-- Begin SOURCE MATERIAL --

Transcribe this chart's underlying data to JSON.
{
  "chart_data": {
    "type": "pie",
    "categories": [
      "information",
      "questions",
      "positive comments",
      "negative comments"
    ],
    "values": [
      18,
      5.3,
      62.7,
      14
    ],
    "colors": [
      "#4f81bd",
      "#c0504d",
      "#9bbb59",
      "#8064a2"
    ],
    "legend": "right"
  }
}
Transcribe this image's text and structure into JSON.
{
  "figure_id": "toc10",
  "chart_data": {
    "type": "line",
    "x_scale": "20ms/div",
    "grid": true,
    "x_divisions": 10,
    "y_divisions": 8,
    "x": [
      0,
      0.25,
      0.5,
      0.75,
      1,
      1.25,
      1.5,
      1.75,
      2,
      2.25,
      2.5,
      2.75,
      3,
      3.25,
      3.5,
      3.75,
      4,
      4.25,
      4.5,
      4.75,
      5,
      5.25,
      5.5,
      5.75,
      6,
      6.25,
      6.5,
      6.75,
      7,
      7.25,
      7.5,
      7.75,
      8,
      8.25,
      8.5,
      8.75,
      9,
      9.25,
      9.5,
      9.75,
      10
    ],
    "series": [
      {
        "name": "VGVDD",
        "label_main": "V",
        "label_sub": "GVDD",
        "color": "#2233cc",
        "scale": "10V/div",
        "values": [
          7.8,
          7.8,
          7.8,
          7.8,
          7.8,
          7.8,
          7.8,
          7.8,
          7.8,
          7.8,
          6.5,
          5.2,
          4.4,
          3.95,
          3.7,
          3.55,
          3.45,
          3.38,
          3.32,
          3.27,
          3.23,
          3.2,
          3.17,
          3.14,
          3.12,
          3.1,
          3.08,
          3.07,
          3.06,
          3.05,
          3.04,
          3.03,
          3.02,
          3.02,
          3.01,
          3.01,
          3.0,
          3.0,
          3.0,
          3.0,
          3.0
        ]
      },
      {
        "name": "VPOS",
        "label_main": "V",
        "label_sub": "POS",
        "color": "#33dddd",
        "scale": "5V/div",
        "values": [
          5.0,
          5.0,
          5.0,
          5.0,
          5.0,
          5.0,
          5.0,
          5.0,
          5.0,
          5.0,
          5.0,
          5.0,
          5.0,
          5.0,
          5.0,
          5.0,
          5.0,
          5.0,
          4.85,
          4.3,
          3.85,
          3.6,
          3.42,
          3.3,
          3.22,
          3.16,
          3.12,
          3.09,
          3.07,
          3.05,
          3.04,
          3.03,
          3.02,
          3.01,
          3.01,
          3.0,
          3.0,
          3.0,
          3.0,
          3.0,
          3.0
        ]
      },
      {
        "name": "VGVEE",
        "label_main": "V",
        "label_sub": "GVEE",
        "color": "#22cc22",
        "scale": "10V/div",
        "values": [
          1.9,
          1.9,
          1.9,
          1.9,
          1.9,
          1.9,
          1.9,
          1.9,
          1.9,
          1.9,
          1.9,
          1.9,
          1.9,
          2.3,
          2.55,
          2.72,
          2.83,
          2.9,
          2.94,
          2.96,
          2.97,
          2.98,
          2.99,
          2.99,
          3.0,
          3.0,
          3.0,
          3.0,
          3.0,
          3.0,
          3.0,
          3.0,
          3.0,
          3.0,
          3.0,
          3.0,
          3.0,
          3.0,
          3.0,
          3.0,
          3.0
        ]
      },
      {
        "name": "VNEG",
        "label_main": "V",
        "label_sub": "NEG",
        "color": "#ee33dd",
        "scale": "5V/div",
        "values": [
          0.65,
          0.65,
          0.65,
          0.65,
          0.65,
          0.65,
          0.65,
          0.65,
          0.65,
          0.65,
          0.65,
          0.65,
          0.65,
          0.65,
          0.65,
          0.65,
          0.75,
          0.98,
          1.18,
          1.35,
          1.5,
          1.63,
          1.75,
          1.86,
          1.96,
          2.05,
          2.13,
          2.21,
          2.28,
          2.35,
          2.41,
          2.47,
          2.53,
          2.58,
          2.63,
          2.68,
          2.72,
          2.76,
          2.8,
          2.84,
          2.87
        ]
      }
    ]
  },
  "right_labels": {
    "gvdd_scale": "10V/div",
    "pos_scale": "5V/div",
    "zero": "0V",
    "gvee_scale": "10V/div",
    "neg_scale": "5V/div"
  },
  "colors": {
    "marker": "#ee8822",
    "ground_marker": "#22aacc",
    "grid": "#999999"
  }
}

-- End SOURCE MATERIAL --

* TASK INSTRUCTIONS
Print the material above once more, exactly.

* ANSWER TO THIS PROBLEM
Transcribe this chart's underlying data to JSON.
{
  "chart_data": {
    "type": "pie",
    "categories": [
      "information",
      "questions",
      "positive comments",
      "negative comments"
    ],
    "values": [
      18,
      5.3,
      62.7,
      14
    ],
    "colors": [
      "#4f81bd",
      "#c0504d",
      "#9bbb59",
      "#8064a2"
    ],
    "legend": "right"
  }
}
Transcribe this image's text and structure into JSON.
{
  "figure_id": "toc10",
  "chart_data": {
    "type": "line",
    "x_scale": "20ms/div",
    "grid": true,
    "x_divisions": 10,
    "y_divisions": 8,
    "x": [
      0,
      0.25,
      0.5,
      0.75,
      1,
      1.25,
      1.5,
      1.75,
      2,
      2.25,
      2.5,
      2.75,
      3,
      3.25,
      3.5,
      3.75,
      4,
      4.25,
      4.5,
      4.75,
      5,
      5.25,
      5.5,
      5.75,
      6,
      6.25,
      6.5,
      6.75,
      7,
      7.25,
      7.5,
      7.75,
      8,
      8.25,
      8.5,
      8.75,
      9,
      9.25,
      9.5,
      9.75,
      10
    ],
    "series": [
      {
        "name": "VGVDD",
        "label_main": "V",
        "label_sub": "GVDD",
        "color": "#2233cc",
        "scale": "10V/div",
        "values": [
          7.8,
          7.8,
          7.8,
          7.8,
          7.8,
          7.8,
          7.8,
          7.8,
          7.8,
          7.8,
          6.5,
          5.2,
          4.4,
          3.95,
          3.7,
          3.55,
          3.45,
          3.38,
          3.32,
          3.27,
          3.23,
          3.2,
          3.17,
          3.14,
          3.12,
          3.1,
          3.08,
          3.07,
          3.06,
          3.05,
          3.04,
          3.03,
          3.02,
          3.02,
          3.01,
          3.01,
          3.0,
          3.0,
          3.0,
          3.0,
          3.0
        ]
      },
      {
        "name": "VPOS",
        "label_main": "V",
        "label_sub": "POS",
        "color": "#33dddd",
        "scale": "5V/div",
        "values": [
          5.0,
          5.0,
          5.0,
          5.0,
          5.0,
          5.0,
          5.0,
          5.0,
          5.0,
          5.0,
          5.0,
          5.0,
          5.0,
          5.0,
          5.0,
          5.0,
          5.0,
          5.0,
          4.85,
          4.3,
          3.85,
          3.6,
          3.42,
          3.3,
          3.22,
          3.16,
          3.12,
          3.09,
          3.07,
          3.05,
          3.04,
          3.03,
          3.02,
          3.01,
          3.01,
          3.0,
          3.0,
          3.0,
          3.0,
          3.0,
          3.0
        ]
      },
      {
        "name": "VGVEE",
        "label_main": "V",
        "label_sub": "GVEE",
        "color": "#22cc22",
        "scale": "10V/div",
        "values": [
          1.9,
          1.9,
          1.9,
          1.9,
          1.9,
          1.9,
          1.9,
          1.9,
          1.9,
          1.9,
          1.9,
          1.9,
          1.9,
          2.3,
          2.55,
          2.72,
          2.83,
          2.9,
          2.94,
          2.96,
          2.97,
          2.98,
          2.99,
          2.99,
          3.0,
          3.0,
          3.0,
          3.0,
          3.0,
          3.0,
          3.0,
          3.0,
          3.0,
          3.0,
          3.0,
          3.0,
          3.0,
          3.0,
          3.0,
          3.0,
          3.0
        ]
      },
      {
        "name": "VNEG",
        "label_main": "V",
        "label_sub": "NEG",
        "color": "#ee33dd",
        "scale": "5V/div",
        "values": [
          0.65,
          0.65,
          0.65,
          0.65,
          0.65,
          0.65,
          0.65,
          0.65,
          0.65,
          0.65,
          0.65,
          0.65,
          0.65,
          0.65,
          0.65,
          0.65,
          0.75,
          0.98,
          1.18,
          1.35,
          1.5,
          1.63,
          1.75,
          1.86,
          1.96,
          2.05,
          2.13,
          2.21,
          2.28,
          2.35,
          2.41,
          2.47,
          2.53,
          2.58,
          2.63,
          2.68,
          2.72,
          2.76,
          2.8,
          2.84,
          2.87
        ]
      }
    ]
  },
  "right_labels": {
    "gvdd_scale": "10V/div",
    "pos_scale": "5V/div",
    "zero": "0V",
    "gvee_scale": "10V/div",
    "neg_scale": "5V/div"
  },
  "colors": {
    "marker": "#ee8822",
    "ground_marker": "#22aacc",
    "grid": "#999999"
  }
}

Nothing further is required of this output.